### Aim
Leave out any picture and return the remaining listing below exactly as given.

### Supplied records
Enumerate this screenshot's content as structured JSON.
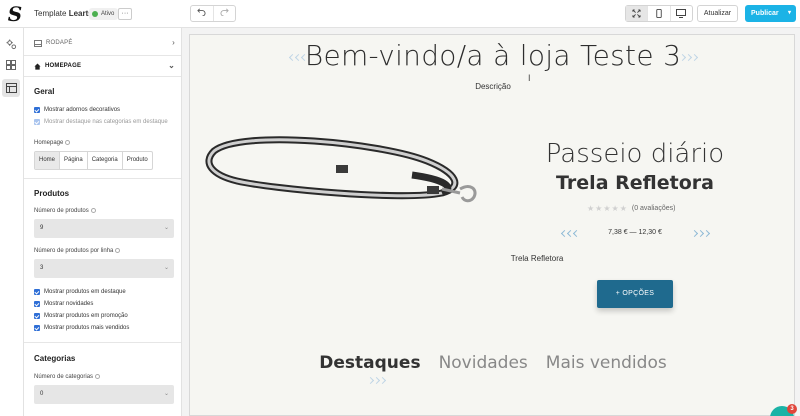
{
  "topbar": {
    "template_prefix": "Template",
    "template_name": "Learts",
    "status": "Ativo",
    "more": "···",
    "undo_icon": "undo-icon",
    "redo_icon": "redo-icon",
    "devices": [
      "fullscreen-icon",
      "mobile-icon",
      "desktop-icon"
    ],
    "update_label": "Atualizar",
    "publish_label": "Publicar",
    "publish_caret": "▾",
    "status_color": "#4caf50",
    "publish_color": "#1bb3e6"
  },
  "rail": [
    "settings-icon",
    "layout-icon",
    "sections-icon"
  ],
  "sidebar": {
    "footer_section": "Rodapé",
    "homepage_section": "Homepage",
    "geral": {
      "title": "Geral",
      "checks": [
        "Mostrar adornos decorativos",
        "Mostrar destaque nas categorias em destaque"
      ],
      "homepage_label": "Homepage",
      "homepage_options": [
        "Home",
        "Página",
        "Categoria",
        "Produto"
      ],
      "homepage_selected": "Home"
    },
    "produtos": {
      "title": "Produtos",
      "count_label": "Número de produtos",
      "count_value": "9",
      "per_line_label": "Número de produtos por linha",
      "per_line_value": "3",
      "checks": [
        "Mostrar produtos em destaque",
        "Mostrar novidades",
        "Mostrar produtos em promoção",
        "Mostrar produtos mais vendidos"
      ]
    },
    "categorias": {
      "title": "Categorias",
      "count_label": "Número de categorias",
      "count_value": "0"
    }
  },
  "preview": {
    "hero_title": "Bem-vindo/a à loja Teste 3",
    "hero_description": "Descrição",
    "product": {
      "category": "Passeio diário",
      "name": "Trela Refletora",
      "reviews": "(0 avaliações)",
      "rating": 0,
      "price": "7,38 € — 12,30 €",
      "description": "Trela Refletora",
      "options_button": "+ OPÇÕES"
    },
    "tabs": [
      "Destaques",
      "Novidades",
      "Mais vendidos"
    ],
    "accent": "#1f6a8e"
  },
  "chat_badge": "3"
}
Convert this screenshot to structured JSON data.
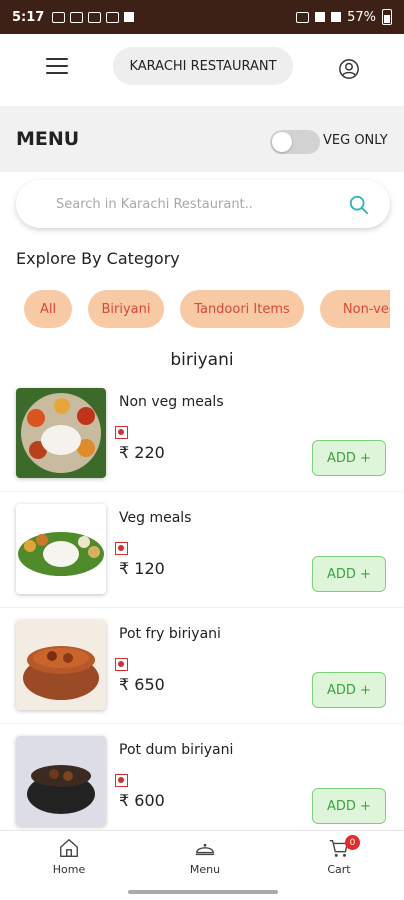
{
  "status_bar": {
    "time": "5:17",
    "battery": "57%"
  },
  "header": {
    "restaurant_name": "KARACHI RESTAURANT",
    "menu_icon": "hamburger-icon",
    "profile_icon": "user-circle-icon"
  },
  "menu_section": {
    "title": "MENU",
    "veg_only_label": "VEG ONLY",
    "veg_only_enabled": false
  },
  "search": {
    "placeholder": "Search in Karachi Restaurant..",
    "value": ""
  },
  "categories": {
    "heading": "Explore By Category",
    "items": [
      "All",
      "Biriyani",
      "Tandoori Items",
      "Non-veg"
    ]
  },
  "section": {
    "title": "biriyani"
  },
  "items": [
    {
      "name": "Non veg meals",
      "price": "₹ 220",
      "add_label": "ADD +"
    },
    {
      "name": "Veg meals",
      "price": "₹ 120",
      "add_label": "ADD +"
    },
    {
      "name": "Pot fry biriyani",
      "price": "₹ 650",
      "add_label": "ADD +"
    },
    {
      "name": "Pot dum biriyani",
      "price": "₹ 600",
      "add_label": "ADD +"
    }
  ],
  "bottom_nav": {
    "home": "Home",
    "menu": "Menu",
    "cart": "Cart",
    "cart_count": "0"
  },
  "colors": {
    "status_bar": "#3e2116",
    "category_pill_bg": "#f7c9a4",
    "category_pill_text": "#d84a3a",
    "add_button_text": "#3aa340",
    "non_veg_mark": "#d32f2f",
    "search_icon": "#2bb3c0"
  }
}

### Exercise response
Enumerate this screenshot's content as structured JSON.
{
  "topbar": {
    "template_prefix": "Template",
    "template_name": "Learts",
    "status": "Ativo",
    "more": "···",
    "undo_icon": "undo-icon",
    "redo_icon": "redo-icon",
    "devices": [
      "fullscreen-icon",
      "mobile-icon",
      "desktop-icon"
    ],
    "update_label": "Atualizar",
    "publish_label": "Publicar",
    "publish_caret": "▾",
    "status_color": "#4caf50",
    "publish_color": "#1bb3e6"
  },
  "rail": [
    "settings-icon",
    "layout-icon",
    "sections-icon"
  ],
  "sidebar": {
    "footer_section": "Rodapé",
    "homepage_section": "Homepage",
    "geral": {
      "title": "Geral",
      "checks": [
        "Mostrar adornos decorativos",
        "Mostrar destaque nas categorias em destaque"
      ],
      "homepage_label": "Homepage",
      "homepage_options": [
        "Home",
        "Página",
        "Categoria",
        "Produto"
      ],
      "homepage_selected": "Home"
    },
    "produtos": {
      "title": "Produtos",
      "count_label": "Número de produtos",
      "count_value": "9",
      "per_line_label": "Número de produtos por linha",
      "per_line_value": "3",
      "checks": [
        "Mostrar produtos em destaque",
        "Mostrar novidades",
        "Mostrar produtos em promoção",
        "Mostrar produtos mais vendidos"
      ]
    },
    "categorias": {
      "title": "Categorias",
      "count_label": "Número de categorias",
      "count_value": "0"
    }
  },
  "preview": {
    "hero_title": "Bem-vindo/a à loja Teste 3",
    "hero_description": "Descrição",
    "product": {
      "category": "Passeio diário",
      "name": "Trela Refletora",
      "reviews": "(0 avaliações)",
      "rating": 0,
      "price": "7,38 € — 12,30 €",
      "description": "Trela Refletora",
      "options_button": "+ OPÇÕES"
    },
    "tabs": [
      "Destaques",
      "Novidades",
      "Mais vendidos"
    ],
    "accent": "#1f6a8e"
  },
  "chat_badge": "3"
}
Convert this screenshot to structured JSON data.
{
  "status_bar": {
    "time": "5:17",
    "battery": "57%"
  },
  "header": {
    "restaurant_name": "KARACHI RESTAURANT",
    "menu_icon": "hamburger-icon",
    "profile_icon": "user-circle-icon"
  },
  "menu_section": {
    "title": "MENU",
    "veg_only_label": "VEG ONLY",
    "veg_only_enabled": false
  },
  "search": {
    "placeholder": "Search in Karachi Restaurant..",
    "value": ""
  },
  "categories": {
    "heading": "Explore By Category",
    "items": [
      "All",
      "Biriyani",
      "Tandoori Items",
      "Non-veg"
    ]
  },
  "section": {
    "title": "biriyani"
  },
  "items": [
    {
      "name": "Non veg meals",
      "price": "₹ 220",
      "add_label": "ADD +"
    },
    {
      "name": "Veg meals",
      "price": "₹ 120",
      "add_label": "ADD +"
    },
    {
      "name": "Pot fry biriyani",
      "price": "₹ 650",
      "add_label": "ADD +"
    },
    {
      "name": "Pot dum biriyani",
      "price": "₹ 600",
      "add_label": "ADD +"
    }
  ],
  "bottom_nav": {
    "home": "Home",
    "menu": "Menu",
    "cart": "Cart",
    "cart_count": "0"
  },
  "colors": {
    "status_bar": "#3e2116",
    "category_pill_bg": "#f7c9a4",
    "category_pill_text": "#d84a3a",
    "add_button_text": "#3aa340",
    "non_veg_mark": "#d32f2f",
    "search_icon": "#2bb3c0"
  }
}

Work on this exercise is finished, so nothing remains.